WHAT IS ASKED: Turn the lines of the items below, from the first line through the line containing "602 440 678</box>", into a numbered list, leaving out any blank lines.

PROVIDED DATA:
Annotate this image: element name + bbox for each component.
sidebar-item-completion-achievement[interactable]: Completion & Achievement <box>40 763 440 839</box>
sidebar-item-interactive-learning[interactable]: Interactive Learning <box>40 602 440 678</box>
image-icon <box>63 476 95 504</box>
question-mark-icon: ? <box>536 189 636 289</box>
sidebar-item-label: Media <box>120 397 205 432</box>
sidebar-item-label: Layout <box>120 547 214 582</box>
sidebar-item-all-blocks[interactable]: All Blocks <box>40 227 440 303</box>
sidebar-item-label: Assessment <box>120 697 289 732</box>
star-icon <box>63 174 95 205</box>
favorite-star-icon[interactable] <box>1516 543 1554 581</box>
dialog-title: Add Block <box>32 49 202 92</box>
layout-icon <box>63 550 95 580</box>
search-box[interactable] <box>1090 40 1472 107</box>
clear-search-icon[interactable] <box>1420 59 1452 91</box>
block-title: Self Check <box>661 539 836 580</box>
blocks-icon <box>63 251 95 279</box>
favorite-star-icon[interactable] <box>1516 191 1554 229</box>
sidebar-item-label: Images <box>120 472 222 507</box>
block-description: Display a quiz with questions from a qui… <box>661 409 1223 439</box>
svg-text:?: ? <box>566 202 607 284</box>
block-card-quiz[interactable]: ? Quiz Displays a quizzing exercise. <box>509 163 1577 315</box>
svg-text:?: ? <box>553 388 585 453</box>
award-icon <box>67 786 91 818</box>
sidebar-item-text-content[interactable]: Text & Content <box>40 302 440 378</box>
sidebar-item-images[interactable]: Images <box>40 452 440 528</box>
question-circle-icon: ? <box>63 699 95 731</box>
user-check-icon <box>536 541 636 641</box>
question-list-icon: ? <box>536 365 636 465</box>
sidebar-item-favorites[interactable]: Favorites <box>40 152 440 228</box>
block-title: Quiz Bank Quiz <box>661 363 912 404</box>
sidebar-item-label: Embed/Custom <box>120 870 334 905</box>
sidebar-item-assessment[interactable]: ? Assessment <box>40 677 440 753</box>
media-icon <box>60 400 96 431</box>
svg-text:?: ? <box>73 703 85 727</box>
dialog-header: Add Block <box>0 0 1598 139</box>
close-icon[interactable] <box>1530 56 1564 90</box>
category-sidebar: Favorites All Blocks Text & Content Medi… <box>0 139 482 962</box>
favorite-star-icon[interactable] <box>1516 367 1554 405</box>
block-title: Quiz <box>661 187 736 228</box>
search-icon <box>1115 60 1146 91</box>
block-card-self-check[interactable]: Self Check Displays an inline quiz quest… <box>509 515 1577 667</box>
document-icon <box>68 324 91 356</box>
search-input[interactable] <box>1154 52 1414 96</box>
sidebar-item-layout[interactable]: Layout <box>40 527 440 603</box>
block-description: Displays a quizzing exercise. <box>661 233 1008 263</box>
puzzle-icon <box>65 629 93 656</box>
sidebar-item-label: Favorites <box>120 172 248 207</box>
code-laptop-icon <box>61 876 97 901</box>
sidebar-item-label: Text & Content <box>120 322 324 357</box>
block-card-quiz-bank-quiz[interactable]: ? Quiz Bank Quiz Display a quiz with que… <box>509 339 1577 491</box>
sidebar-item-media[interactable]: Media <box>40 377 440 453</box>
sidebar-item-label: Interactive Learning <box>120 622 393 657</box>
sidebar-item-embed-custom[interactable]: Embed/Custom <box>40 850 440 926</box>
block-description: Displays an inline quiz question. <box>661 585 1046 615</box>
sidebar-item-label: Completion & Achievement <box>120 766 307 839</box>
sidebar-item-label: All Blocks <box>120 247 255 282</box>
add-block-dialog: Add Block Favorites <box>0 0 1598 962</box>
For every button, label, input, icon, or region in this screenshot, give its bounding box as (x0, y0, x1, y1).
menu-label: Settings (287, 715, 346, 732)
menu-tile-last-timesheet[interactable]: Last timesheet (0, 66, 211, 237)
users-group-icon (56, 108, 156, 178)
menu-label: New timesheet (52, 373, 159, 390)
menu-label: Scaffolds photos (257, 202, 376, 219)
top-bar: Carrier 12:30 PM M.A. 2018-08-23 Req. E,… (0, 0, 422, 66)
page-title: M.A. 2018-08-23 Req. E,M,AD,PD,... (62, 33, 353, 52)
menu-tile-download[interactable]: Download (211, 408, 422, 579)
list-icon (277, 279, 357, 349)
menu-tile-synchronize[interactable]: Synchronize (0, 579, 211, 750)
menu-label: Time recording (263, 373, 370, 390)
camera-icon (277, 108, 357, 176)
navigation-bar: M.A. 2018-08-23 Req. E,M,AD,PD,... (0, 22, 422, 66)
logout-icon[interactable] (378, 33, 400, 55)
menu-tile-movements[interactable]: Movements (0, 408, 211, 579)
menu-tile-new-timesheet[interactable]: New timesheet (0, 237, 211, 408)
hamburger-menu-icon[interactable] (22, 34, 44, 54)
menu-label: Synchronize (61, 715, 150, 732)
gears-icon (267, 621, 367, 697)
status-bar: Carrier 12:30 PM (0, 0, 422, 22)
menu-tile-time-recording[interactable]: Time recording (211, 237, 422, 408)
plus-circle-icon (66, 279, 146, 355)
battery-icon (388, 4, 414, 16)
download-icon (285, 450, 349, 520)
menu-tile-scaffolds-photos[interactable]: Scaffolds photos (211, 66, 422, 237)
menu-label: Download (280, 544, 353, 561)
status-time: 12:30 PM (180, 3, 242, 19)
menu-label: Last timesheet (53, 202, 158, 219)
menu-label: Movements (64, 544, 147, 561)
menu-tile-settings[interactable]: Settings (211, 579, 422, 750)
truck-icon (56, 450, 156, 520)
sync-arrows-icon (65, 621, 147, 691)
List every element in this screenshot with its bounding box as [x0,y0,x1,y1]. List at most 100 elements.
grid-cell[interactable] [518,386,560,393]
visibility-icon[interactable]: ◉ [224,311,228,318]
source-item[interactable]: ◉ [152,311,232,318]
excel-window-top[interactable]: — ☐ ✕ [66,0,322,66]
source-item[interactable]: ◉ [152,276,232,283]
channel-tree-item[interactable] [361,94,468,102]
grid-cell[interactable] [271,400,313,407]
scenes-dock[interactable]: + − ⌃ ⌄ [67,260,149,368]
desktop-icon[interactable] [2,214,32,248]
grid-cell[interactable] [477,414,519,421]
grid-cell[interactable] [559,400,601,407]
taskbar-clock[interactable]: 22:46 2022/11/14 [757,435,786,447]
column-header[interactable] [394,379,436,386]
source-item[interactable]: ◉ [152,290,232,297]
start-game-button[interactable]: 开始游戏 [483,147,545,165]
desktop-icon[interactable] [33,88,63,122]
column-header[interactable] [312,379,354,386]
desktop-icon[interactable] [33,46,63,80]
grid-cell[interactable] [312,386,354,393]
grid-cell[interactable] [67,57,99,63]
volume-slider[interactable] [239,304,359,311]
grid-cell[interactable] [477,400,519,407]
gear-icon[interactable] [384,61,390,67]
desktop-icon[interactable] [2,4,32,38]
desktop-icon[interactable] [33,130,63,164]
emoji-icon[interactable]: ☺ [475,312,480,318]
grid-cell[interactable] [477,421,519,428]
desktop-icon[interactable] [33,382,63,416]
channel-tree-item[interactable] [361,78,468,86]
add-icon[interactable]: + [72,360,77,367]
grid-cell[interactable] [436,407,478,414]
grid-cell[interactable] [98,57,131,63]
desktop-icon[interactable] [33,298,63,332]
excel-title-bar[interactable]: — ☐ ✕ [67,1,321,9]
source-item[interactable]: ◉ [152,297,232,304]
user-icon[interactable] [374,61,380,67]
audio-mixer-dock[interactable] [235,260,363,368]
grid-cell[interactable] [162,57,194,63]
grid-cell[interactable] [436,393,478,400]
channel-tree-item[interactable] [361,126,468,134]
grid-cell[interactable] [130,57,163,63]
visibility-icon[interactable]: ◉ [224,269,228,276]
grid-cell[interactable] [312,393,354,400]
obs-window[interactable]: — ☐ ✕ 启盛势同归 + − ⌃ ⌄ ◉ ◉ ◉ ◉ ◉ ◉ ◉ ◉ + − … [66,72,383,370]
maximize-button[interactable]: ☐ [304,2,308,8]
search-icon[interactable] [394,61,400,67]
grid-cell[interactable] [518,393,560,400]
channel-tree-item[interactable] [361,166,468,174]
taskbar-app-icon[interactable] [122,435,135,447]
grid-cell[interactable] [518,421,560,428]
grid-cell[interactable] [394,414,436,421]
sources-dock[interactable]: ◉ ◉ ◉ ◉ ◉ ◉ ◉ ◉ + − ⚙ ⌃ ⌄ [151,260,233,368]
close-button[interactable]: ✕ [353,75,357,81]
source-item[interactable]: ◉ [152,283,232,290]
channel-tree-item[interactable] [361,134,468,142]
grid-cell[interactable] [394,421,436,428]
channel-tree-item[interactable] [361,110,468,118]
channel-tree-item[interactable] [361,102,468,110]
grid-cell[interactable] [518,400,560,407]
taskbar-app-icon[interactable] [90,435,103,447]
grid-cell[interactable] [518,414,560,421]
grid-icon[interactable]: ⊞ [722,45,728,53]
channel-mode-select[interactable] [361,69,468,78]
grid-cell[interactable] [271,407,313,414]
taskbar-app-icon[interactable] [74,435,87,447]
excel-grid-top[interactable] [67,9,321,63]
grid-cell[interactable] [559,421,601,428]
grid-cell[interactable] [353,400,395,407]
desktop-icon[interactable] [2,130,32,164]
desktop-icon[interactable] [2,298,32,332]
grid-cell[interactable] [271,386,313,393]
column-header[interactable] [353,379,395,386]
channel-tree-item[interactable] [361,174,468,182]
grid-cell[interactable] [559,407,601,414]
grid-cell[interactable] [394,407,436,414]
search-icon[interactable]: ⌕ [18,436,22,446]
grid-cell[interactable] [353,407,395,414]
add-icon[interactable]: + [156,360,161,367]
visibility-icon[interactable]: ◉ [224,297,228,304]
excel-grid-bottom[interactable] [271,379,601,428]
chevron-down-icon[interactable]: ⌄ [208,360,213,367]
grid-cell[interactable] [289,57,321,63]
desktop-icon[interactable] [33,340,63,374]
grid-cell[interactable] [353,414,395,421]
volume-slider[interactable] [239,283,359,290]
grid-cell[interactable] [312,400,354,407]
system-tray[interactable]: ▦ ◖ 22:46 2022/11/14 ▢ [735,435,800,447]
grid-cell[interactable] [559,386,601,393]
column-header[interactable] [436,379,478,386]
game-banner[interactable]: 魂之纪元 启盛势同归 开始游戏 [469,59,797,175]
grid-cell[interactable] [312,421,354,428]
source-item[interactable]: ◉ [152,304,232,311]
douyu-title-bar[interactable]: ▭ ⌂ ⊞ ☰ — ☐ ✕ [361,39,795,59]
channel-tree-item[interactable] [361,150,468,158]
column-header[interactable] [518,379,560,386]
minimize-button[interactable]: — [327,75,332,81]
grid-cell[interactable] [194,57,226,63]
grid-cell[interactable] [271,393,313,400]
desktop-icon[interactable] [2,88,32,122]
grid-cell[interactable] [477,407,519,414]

TASK RESULT:
1. Annotate this image: element name + bbox for each component.
2. sidebar-item-completion-achievement[interactable]: Completion & Achievement <box>40 763 440 839</box>
3. sidebar-item-interactive-learning[interactable]: Interactive Learning <box>40 602 440 678</box>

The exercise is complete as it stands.